### Exercise:
Locate the line that contains "Read out every word on this page.". Retype it and every line after it to the end of the records, exactly, but not the pictures.

### Data for processing:
◇ ◇ ◇

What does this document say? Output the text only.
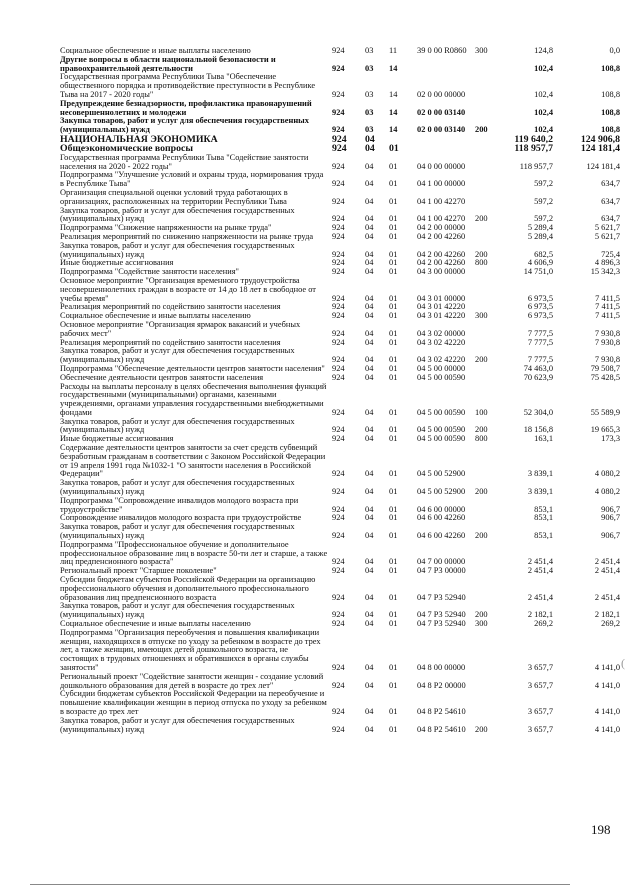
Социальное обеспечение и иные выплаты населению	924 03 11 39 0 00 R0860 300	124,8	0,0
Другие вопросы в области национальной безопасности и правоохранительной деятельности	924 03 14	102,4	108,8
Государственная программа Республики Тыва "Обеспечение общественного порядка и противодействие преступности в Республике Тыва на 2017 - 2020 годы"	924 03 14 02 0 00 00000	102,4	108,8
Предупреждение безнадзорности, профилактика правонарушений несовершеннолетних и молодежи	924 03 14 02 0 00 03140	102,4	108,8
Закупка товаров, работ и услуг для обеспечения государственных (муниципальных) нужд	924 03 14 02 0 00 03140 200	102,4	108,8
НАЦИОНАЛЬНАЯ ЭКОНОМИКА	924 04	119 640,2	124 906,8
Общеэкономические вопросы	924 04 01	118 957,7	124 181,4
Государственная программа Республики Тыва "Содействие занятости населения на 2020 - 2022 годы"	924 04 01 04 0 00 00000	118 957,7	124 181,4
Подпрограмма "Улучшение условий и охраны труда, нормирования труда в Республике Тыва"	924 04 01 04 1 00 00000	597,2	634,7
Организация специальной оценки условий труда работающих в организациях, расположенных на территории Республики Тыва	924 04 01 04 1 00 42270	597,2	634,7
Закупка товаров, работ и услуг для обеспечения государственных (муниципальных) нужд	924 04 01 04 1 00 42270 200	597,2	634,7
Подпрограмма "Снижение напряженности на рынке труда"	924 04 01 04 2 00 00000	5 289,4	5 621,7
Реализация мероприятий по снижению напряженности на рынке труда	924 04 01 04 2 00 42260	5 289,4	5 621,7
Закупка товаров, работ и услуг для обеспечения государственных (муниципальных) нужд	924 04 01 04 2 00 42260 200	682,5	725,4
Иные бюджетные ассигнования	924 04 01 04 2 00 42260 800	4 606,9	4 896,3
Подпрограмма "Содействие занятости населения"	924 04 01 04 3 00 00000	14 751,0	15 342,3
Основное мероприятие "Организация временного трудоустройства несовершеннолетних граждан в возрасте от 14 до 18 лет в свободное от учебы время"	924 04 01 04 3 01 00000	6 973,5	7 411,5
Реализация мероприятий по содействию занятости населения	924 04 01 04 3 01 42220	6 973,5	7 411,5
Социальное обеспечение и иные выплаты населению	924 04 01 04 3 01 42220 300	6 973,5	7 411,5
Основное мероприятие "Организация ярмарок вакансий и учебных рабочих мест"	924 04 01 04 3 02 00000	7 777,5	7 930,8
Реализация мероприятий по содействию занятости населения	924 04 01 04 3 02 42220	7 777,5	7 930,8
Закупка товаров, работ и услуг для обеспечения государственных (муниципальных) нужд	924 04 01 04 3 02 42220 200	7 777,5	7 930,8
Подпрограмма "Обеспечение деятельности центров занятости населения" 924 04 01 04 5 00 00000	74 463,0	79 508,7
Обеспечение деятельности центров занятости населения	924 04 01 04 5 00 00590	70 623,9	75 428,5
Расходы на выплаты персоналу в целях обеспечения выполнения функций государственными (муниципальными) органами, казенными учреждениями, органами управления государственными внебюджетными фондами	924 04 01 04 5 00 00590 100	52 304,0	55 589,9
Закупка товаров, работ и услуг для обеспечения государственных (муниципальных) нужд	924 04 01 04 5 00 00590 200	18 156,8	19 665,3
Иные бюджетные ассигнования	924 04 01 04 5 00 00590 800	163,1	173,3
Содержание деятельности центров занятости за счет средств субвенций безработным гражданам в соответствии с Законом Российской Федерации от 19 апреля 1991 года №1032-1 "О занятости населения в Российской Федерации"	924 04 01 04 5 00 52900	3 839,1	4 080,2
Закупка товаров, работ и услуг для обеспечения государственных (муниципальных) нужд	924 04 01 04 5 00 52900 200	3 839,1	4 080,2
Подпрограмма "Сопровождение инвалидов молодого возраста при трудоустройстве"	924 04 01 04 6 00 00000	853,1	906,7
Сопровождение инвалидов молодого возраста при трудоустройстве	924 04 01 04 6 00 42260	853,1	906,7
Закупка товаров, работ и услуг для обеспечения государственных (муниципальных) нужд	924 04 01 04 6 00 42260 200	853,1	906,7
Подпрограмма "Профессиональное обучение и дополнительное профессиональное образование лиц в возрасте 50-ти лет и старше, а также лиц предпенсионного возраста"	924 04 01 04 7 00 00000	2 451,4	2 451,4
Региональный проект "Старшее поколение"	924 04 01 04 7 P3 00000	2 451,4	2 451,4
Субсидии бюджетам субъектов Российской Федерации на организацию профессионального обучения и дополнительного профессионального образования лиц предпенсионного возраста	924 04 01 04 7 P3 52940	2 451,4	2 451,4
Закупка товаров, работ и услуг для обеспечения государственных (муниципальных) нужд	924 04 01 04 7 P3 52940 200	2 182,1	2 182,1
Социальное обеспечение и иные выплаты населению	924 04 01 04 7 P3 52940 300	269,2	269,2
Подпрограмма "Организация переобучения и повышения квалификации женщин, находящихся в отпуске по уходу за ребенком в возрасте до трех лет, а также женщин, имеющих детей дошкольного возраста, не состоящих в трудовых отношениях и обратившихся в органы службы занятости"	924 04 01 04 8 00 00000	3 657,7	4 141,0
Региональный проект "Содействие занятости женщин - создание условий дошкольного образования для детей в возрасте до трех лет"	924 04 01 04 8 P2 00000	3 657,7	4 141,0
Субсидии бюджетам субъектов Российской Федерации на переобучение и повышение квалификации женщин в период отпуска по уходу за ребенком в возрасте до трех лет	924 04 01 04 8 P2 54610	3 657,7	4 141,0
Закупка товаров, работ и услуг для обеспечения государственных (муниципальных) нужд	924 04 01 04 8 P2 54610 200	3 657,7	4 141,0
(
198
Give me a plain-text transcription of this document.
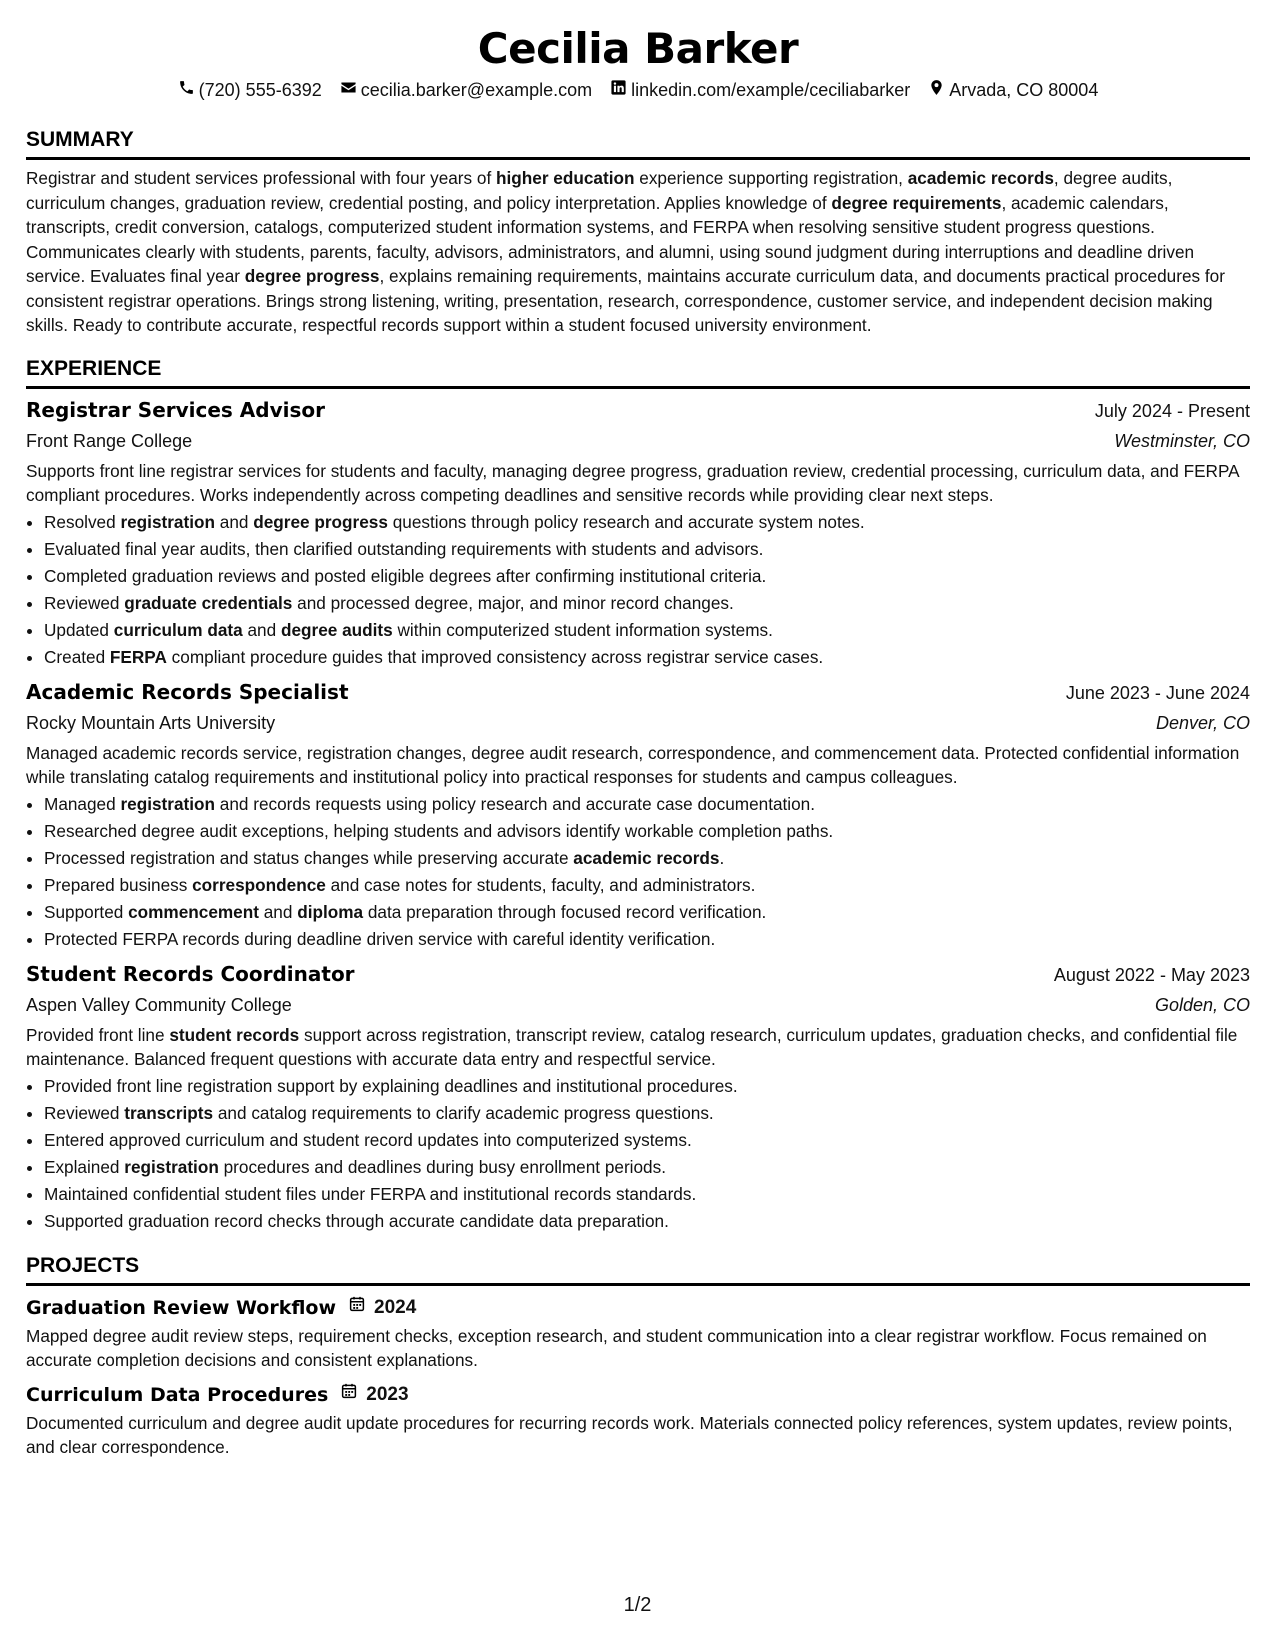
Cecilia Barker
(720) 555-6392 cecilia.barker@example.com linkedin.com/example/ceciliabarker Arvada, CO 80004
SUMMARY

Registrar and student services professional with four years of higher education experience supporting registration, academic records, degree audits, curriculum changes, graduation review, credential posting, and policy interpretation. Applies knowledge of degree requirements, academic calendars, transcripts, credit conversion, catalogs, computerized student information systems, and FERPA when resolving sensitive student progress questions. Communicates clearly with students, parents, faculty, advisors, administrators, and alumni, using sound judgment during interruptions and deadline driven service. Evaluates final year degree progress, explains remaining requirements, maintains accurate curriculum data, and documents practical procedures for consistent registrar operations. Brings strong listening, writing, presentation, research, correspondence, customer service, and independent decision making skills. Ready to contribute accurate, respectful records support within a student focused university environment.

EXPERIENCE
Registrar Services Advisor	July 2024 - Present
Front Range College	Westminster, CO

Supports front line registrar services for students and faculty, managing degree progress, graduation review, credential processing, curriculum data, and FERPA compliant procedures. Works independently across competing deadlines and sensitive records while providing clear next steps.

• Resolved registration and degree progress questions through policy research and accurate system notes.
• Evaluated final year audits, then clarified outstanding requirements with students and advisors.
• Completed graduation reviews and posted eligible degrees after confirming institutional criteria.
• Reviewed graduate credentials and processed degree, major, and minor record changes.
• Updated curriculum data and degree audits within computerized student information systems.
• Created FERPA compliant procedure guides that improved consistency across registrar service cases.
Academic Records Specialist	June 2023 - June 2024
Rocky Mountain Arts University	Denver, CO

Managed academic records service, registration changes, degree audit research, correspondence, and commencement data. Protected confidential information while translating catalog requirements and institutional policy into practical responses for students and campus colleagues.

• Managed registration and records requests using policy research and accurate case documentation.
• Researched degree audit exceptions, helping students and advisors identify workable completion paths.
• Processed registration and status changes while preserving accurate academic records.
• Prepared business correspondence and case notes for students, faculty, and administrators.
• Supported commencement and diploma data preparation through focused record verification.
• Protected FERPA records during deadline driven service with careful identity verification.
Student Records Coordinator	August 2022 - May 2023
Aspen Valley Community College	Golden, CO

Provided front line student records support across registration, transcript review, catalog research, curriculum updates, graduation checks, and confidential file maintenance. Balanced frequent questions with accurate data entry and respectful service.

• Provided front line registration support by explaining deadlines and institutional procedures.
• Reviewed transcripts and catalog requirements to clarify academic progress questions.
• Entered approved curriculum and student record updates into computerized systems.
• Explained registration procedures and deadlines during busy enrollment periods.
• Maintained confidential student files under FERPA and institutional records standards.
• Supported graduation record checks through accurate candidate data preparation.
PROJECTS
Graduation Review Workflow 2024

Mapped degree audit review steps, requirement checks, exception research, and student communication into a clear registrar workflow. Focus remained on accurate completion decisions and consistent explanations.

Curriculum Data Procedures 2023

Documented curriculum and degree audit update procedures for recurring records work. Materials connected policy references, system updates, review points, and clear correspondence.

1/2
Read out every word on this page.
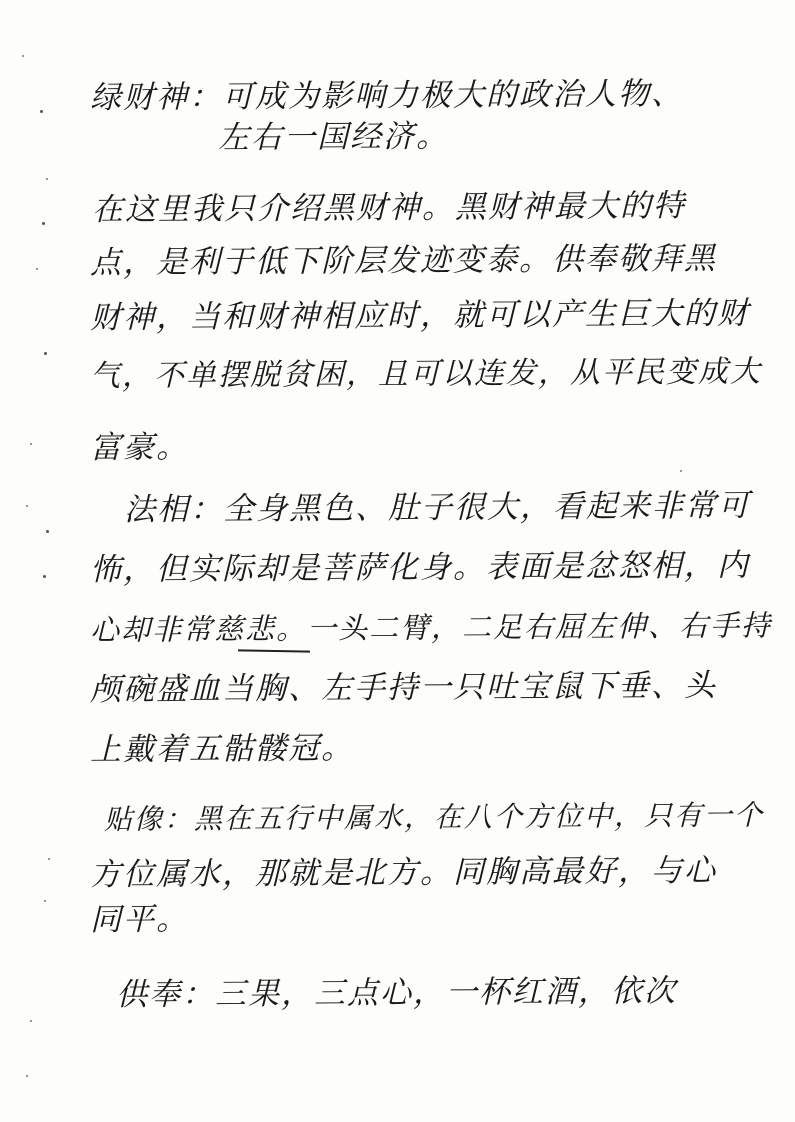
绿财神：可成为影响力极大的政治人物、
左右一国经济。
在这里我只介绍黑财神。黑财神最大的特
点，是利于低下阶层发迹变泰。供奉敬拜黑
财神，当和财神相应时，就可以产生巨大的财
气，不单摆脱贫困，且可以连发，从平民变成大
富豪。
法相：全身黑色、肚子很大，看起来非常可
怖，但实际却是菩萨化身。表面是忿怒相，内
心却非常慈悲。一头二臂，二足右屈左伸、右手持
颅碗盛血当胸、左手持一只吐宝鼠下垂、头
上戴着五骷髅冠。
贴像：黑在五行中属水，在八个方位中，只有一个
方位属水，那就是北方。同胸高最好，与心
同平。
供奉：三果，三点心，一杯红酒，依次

◇ ◇ ◇

### Full solution:
Read out every word on this page.
绿财神：可成为影响力极大的政治人物、
左右一国经济。
在这里我只介绍黑财神。黑财神最大的特
点，是利于低下阶层发迹变泰。供奉敬拜黑
财神，当和财神相应时，就可以产生巨大的财
气，不单摆脱贫困，且可以连发，从平民变成大
富豪。
法相：全身黑色、肚子很大，看起来非常可
怖，但实际却是菩萨化身。表面是忿怒相，内
心却非常慈悲。一头二臂，二足右屈左伸、右手持
颅碗盛血当胸、左手持一只吐宝鼠下垂、头
上戴着五骷髅冠。
贴像：黑在五行中属水，在八个方位中，只有一个
方位属水，那就是北方。同胸高最好，与心
同平。
供奉：三果，三点心，一杯红酒，依次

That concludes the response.